What the exercise asks:
Filter the entries below, keeping only lines with the word "Human".
··· Exercise inputs
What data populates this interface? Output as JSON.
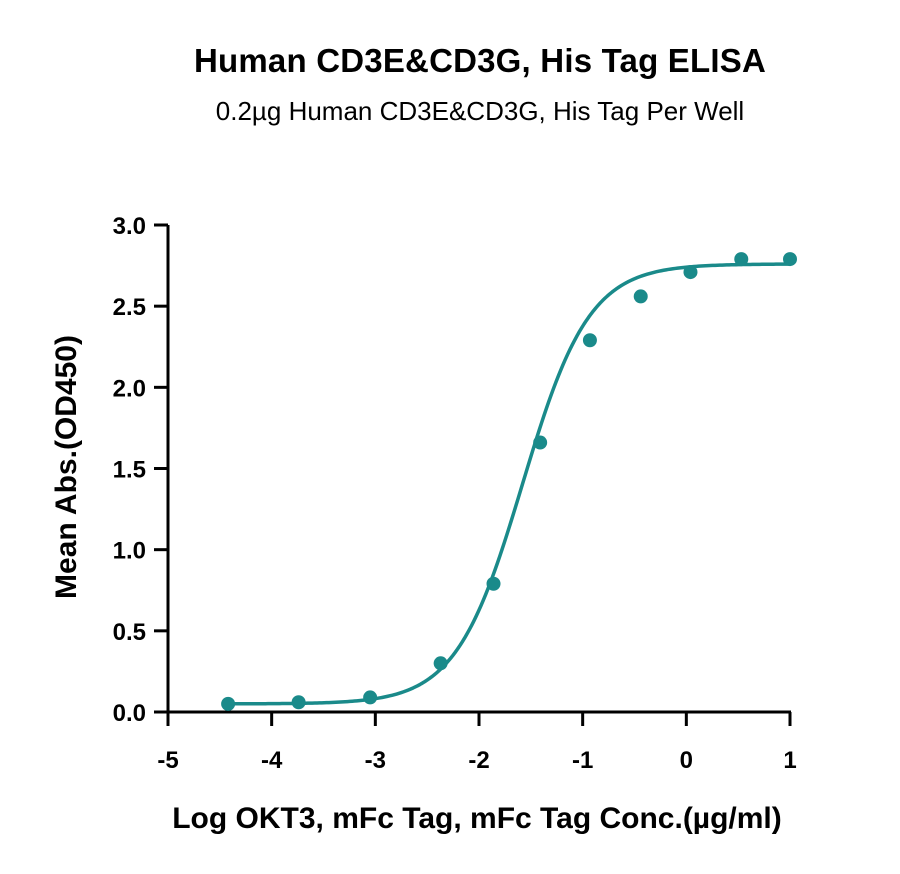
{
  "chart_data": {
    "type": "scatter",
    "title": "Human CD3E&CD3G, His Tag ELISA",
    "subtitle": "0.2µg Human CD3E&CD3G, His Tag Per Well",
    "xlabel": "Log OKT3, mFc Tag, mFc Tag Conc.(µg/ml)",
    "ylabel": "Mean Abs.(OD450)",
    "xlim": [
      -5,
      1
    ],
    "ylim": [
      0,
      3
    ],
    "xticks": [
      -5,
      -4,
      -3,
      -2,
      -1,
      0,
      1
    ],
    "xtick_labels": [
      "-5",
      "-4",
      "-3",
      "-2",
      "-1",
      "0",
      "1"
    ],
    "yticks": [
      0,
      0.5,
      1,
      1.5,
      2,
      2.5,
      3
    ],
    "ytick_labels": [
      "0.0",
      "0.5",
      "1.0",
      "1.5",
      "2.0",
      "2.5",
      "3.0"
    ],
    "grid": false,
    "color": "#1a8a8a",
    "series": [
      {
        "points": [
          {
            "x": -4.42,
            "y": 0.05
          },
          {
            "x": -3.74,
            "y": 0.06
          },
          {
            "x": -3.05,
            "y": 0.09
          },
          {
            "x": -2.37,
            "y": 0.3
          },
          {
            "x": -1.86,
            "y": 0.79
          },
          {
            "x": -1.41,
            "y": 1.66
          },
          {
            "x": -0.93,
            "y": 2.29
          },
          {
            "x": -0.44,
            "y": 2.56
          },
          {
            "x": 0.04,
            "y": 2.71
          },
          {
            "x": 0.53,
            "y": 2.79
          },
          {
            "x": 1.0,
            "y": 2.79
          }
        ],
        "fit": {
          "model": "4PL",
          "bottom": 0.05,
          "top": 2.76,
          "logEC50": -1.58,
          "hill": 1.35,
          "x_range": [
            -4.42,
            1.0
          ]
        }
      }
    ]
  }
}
······
Result of the exercise:
    "title": "Human CD3E&CD3G, His Tag ELISA",
    "subtitle": "0.2µg Human CD3E&CD3G, His Tag Per Well",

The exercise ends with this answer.